■ **Exercise description**
Reproduce the records below exactly as they are written.
[Input material Boundary: Start]
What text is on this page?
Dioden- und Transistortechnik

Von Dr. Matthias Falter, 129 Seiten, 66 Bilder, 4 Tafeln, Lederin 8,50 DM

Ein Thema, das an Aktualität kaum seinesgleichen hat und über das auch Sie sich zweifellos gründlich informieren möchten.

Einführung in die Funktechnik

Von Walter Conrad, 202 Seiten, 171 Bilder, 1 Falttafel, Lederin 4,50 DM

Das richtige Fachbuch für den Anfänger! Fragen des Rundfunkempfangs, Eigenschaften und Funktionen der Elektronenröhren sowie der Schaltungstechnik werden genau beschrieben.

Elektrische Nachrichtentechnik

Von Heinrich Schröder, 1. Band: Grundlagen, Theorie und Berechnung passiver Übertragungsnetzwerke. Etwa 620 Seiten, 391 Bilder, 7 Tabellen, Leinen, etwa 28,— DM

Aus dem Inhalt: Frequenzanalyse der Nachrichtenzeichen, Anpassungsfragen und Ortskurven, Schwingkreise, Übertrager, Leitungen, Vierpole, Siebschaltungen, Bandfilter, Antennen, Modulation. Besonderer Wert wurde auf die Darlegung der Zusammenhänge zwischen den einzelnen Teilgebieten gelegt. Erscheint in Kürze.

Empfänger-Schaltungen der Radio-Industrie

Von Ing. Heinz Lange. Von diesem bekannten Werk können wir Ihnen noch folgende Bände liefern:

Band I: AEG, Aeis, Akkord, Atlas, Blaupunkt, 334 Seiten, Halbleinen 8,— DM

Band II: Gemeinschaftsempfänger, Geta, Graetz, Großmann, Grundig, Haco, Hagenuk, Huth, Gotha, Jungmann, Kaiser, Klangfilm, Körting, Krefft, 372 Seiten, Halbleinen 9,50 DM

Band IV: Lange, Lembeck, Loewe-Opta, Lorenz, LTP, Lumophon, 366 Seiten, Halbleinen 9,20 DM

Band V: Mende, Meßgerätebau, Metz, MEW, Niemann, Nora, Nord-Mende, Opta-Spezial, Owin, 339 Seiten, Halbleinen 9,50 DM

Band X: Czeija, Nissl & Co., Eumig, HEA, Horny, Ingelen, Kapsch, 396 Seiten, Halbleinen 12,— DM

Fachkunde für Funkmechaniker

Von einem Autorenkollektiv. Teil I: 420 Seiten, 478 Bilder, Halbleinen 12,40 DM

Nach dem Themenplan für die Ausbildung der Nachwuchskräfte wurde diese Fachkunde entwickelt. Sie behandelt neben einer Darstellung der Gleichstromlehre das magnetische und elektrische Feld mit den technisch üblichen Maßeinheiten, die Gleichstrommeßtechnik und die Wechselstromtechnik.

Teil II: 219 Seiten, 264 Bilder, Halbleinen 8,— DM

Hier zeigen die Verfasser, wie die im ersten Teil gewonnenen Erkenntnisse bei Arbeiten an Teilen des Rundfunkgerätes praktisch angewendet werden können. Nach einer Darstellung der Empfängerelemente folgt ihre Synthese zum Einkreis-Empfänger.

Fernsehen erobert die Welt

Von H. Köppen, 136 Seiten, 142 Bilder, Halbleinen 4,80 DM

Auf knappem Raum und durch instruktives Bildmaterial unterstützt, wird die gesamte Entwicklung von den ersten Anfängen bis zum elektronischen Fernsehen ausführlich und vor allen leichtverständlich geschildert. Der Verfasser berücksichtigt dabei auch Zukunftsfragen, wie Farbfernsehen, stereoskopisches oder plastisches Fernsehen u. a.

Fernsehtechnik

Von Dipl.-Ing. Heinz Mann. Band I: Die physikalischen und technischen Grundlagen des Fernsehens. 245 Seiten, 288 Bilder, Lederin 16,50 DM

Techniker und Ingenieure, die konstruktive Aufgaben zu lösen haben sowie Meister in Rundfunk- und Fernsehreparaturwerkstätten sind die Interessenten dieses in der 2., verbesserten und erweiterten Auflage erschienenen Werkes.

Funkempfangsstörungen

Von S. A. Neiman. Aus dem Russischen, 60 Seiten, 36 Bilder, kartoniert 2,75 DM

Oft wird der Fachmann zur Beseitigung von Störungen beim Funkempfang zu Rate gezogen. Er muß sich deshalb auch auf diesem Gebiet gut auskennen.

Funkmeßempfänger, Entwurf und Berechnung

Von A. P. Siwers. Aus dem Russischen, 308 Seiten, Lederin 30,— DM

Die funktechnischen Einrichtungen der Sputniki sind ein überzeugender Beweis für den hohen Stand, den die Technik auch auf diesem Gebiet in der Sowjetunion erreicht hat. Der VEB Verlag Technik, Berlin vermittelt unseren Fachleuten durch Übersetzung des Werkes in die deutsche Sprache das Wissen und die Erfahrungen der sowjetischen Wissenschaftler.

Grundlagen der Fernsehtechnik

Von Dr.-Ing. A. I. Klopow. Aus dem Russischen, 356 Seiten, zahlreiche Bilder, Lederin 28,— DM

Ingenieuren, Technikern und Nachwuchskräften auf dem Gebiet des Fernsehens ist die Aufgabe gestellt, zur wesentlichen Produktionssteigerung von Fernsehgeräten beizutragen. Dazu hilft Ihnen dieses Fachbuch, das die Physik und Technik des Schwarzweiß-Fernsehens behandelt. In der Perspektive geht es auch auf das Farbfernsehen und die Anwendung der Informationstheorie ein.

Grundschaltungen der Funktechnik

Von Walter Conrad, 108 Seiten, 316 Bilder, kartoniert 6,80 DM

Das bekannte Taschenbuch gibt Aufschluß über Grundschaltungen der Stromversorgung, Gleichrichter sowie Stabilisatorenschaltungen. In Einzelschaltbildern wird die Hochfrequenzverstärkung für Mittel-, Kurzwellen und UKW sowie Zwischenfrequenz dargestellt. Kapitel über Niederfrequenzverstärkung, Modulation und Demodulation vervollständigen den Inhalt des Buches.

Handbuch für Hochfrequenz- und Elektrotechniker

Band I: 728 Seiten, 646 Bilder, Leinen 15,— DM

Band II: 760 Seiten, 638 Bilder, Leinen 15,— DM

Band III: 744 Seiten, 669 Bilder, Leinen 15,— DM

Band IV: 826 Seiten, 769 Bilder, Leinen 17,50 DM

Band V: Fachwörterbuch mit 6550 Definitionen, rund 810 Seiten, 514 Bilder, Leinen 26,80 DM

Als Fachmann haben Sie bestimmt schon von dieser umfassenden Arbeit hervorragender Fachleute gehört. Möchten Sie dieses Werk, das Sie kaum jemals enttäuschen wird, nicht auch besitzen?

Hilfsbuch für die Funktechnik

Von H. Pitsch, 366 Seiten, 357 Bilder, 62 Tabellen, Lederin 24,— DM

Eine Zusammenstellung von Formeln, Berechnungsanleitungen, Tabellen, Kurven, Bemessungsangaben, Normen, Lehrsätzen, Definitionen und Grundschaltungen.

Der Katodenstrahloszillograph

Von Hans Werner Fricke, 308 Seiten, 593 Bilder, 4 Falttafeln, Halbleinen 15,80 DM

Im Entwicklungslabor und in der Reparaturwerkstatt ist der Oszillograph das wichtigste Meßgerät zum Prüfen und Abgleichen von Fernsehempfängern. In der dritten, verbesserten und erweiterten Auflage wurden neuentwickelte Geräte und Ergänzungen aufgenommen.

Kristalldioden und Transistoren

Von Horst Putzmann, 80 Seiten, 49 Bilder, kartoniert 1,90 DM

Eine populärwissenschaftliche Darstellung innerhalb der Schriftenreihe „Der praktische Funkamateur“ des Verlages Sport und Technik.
[Input material Boundary: End]
■ **Response to the exercise**
What text is on this page?
Dioden- und Transistortechnik

Von Dr. Matthias Falter, 129 Seiten, 66 Bilder, 4 Tafeln, Lederin 8,50 DM

Ein Thema, das an Aktualität kaum seinesgleichen hat und über das auch Sie sich zweifellos gründlich informieren möchten.

Einführung in die Funktechnik

Von Walter Conrad, 202 Seiten, 171 Bilder, 1 Falttafel, Lederin 4,50 DM

Das richtige Fachbuch für den Anfänger! Fragen des Rundfunkempfangs, Eigenschaften und Funktionen der Elektronenröhren sowie der Schaltungstechnik werden genau beschrieben.

Elektrische Nachrichtentechnik

Von Heinrich Schröder, 1. Band: Grundlagen, Theorie und Berechnung passiver Übertragungsnetzwerke. Etwa 620 Seiten, 391 Bilder, 7 Tabellen, Leinen, etwa 28,— DM

Aus dem Inhalt: Frequenzanalyse der Nachrichtenzeichen, Anpassungsfragen und Ortskurven, Schwingkreise, Übertrager, Leitungen, Vierpole, Siebschaltungen, Bandfilter, Antennen, Modulation. Besonderer Wert wurde auf die Darlegung der Zusammenhänge zwischen den einzelnen Teilgebieten gelegt. Erscheint in Kürze.

Empfänger-Schaltungen der Radio-Industrie

Von Ing. Heinz Lange. Von diesem bekannten Werk können wir Ihnen noch folgende Bände liefern:

Band I: AEG, Aeis, Akkord, Atlas, Blaupunkt, 334 Seiten, Halbleinen 8,— DM

Band II: Gemeinschaftsempfänger, Geta, Graetz, Großmann, Grundig, Haco, Hagenuk, Huth, Gotha, Jungmann, Kaiser, Klangfilm, Körting, Krefft, 372 Seiten, Halbleinen 9,50 DM

Band IV: Lange, Lembeck, Loewe-Opta, Lorenz, LTP, Lumophon, 366 Seiten, Halbleinen 9,20 DM

Band V: Mende, Meßgerätebau, Metz, MEW, Niemann, Nora, Nord-Mende, Opta-Spezial, Owin, 339 Seiten, Halbleinen 9,50 DM

Band X: Czeija, Nissl & Co., Eumig, HEA, Horny, Ingelen, Kapsch, 396 Seiten, Halbleinen 12,— DM

Fachkunde für Funkmechaniker

Von einem Autorenkollektiv. Teil I: 420 Seiten, 478 Bilder, Halbleinen 12,40 DM

Nach dem Themenplan für die Ausbildung der Nachwuchskräfte wurde diese Fachkunde entwickelt. Sie behandelt neben einer Darstellung der Gleichstromlehre das magnetische und elektrische Feld mit den technisch üblichen Maßeinheiten, die Gleichstrommeßtechnik und die Wechselstromtechnik.

Teil II: 219 Seiten, 264 Bilder, Halbleinen 8,— DM

Hier zeigen die Verfasser, wie die im ersten Teil gewonnenen Erkenntnisse bei Arbeiten an Teilen des Rundfunkgerätes praktisch angewendet werden können. Nach einer Darstellung der Empfängerelemente folgt ihre Synthese zum Einkreis-Empfänger.

Fernsehen erobert die Welt

Von H. Köppen, 136 Seiten, 142 Bilder, Halbleinen 4,80 DM

Auf knappem Raum und durch instruktives Bildmaterial unterstützt, wird die gesamte Entwicklung von den ersten Anfängen bis zum elektronischen Fernsehen ausführlich und vor allen leichtverständlich geschildert. Der Verfasser berücksichtigt dabei auch Zukunftsfragen, wie Farbfernsehen, stereoskopisches oder plastisches Fernsehen u. a.

Fernsehtechnik

Von Dipl.-Ing. Heinz Mann. Band I: Die physikalischen und technischen Grundlagen des Fernsehens. 245 Seiten, 288 Bilder, Lederin 16,50 DM

Techniker und Ingenieure, die konstruktive Aufgaben zu lösen haben sowie Meister in Rundfunk- und Fernsehreparaturwerkstätten sind die Interessenten dieses in der 2., verbesserten und erweiterten Auflage erschienenen Werkes.

Funkempfangsstörungen

Von S. A. Neiman. Aus dem Russischen, 60 Seiten, 36 Bilder, kartoniert 2,75 DM

Oft wird der Fachmann zur Beseitigung von Störungen beim Funkempfang zu Rate gezogen. Er muß sich deshalb auch auf diesem Gebiet gut auskennen.

Funkmeßempfänger, Entwurf und Berechnung

Von A. P. Siwers. Aus dem Russischen, 308 Seiten, Lederin 30,— DM

Die funktechnischen Einrichtungen der Sputniki sind ein überzeugender Beweis für den hohen Stand, den die Technik auch auf diesem Gebiet in der Sowjetunion erreicht hat. Der VEB Verlag Technik, Berlin vermittelt unseren Fachleuten durch Übersetzung des Werkes in die deutsche Sprache das Wissen und die Erfahrungen der sowjetischen Wissenschaftler.

Grundlagen der Fernsehtechnik

Von Dr.-Ing. A. I. Klopow. Aus dem Russischen, 356 Seiten, zahlreiche Bilder, Lederin 28,— DM

Ingenieuren, Technikern und Nachwuchskräften auf dem Gebiet des Fernsehens ist die Aufgabe gestellt, zur wesentlichen Produktionssteigerung von Fernsehgeräten beizutragen. Dazu hilft Ihnen dieses Fachbuch, das die Physik und Technik des Schwarzweiß-Fernsehens behandelt. In der Perspektive geht es auch auf das Farbfernsehen und die Anwendung der Informationstheorie ein.

Grundschaltungen der Funktechnik

Von Walter Conrad, 108 Seiten, 316 Bilder, kartoniert 6,80 DM

Das bekannte Taschenbuch gibt Aufschluß über Grundschaltungen der Stromversorgung, Gleichrichter sowie Stabilisatorenschaltungen. In Einzelschaltbildern wird die Hochfrequenzverstärkung für Mittel-, Kurzwellen und UKW sowie Zwischenfrequenz dargestellt. Kapitel über Niederfrequenzverstärkung, Modulation und Demodulation vervollständigen den Inhalt des Buches.

Handbuch für Hochfrequenz- und Elektrotechniker

Band I: 728 Seiten, 646 Bilder, Leinen 15,— DM

Band II: 760 Seiten, 638 Bilder, Leinen 15,— DM

Band III: 744 Seiten, 669 Bilder, Leinen 15,— DM

Band IV: 826 Seiten, 769 Bilder, Leinen 17,50 DM

Band V: Fachwörterbuch mit 6550 Definitionen, rund 810 Seiten, 514 Bilder, Leinen 26,80 DM

Als Fachmann haben Sie bestimmt schon von dieser umfassenden Arbeit hervorragender Fachleute gehört. Möchten Sie dieses Werk, das Sie kaum jemals enttäuschen wird, nicht auch besitzen?

Hilfsbuch für die Funktechnik

Von H. Pitsch, 366 Seiten, 357 Bilder, 62 Tabellen, Lederin 24,— DM

Eine Zusammenstellung von Formeln, Berechnungsanleitungen, Tabellen, Kurven, Bemessungsangaben, Normen, Lehrsätzen, Definitionen und Grundschaltungen.

Der Katodenstrahloszillograph

Von Hans Werner Fricke, 308 Seiten, 593 Bilder, 4 Falttafeln, Halbleinen 15,80 DM

Im Entwicklungslabor und in der Reparaturwerkstatt ist der Oszillograph das wichtigste Meßgerät zum Prüfen und Abgleichen von Fernsehempfängern. In der dritten, verbesserten und erweiterten Auflage wurden neuentwickelte Geräte und Ergänzungen aufgenommen.

Kristalldioden und Transistoren

Von Horst Putzmann, 80 Seiten, 49 Bilder, kartoniert 1,90 DM

Eine populärwissenschaftliche Darstellung innerhalb der Schriftenreihe „Der praktische Funkamateur“ des Verlages Sport und Technik.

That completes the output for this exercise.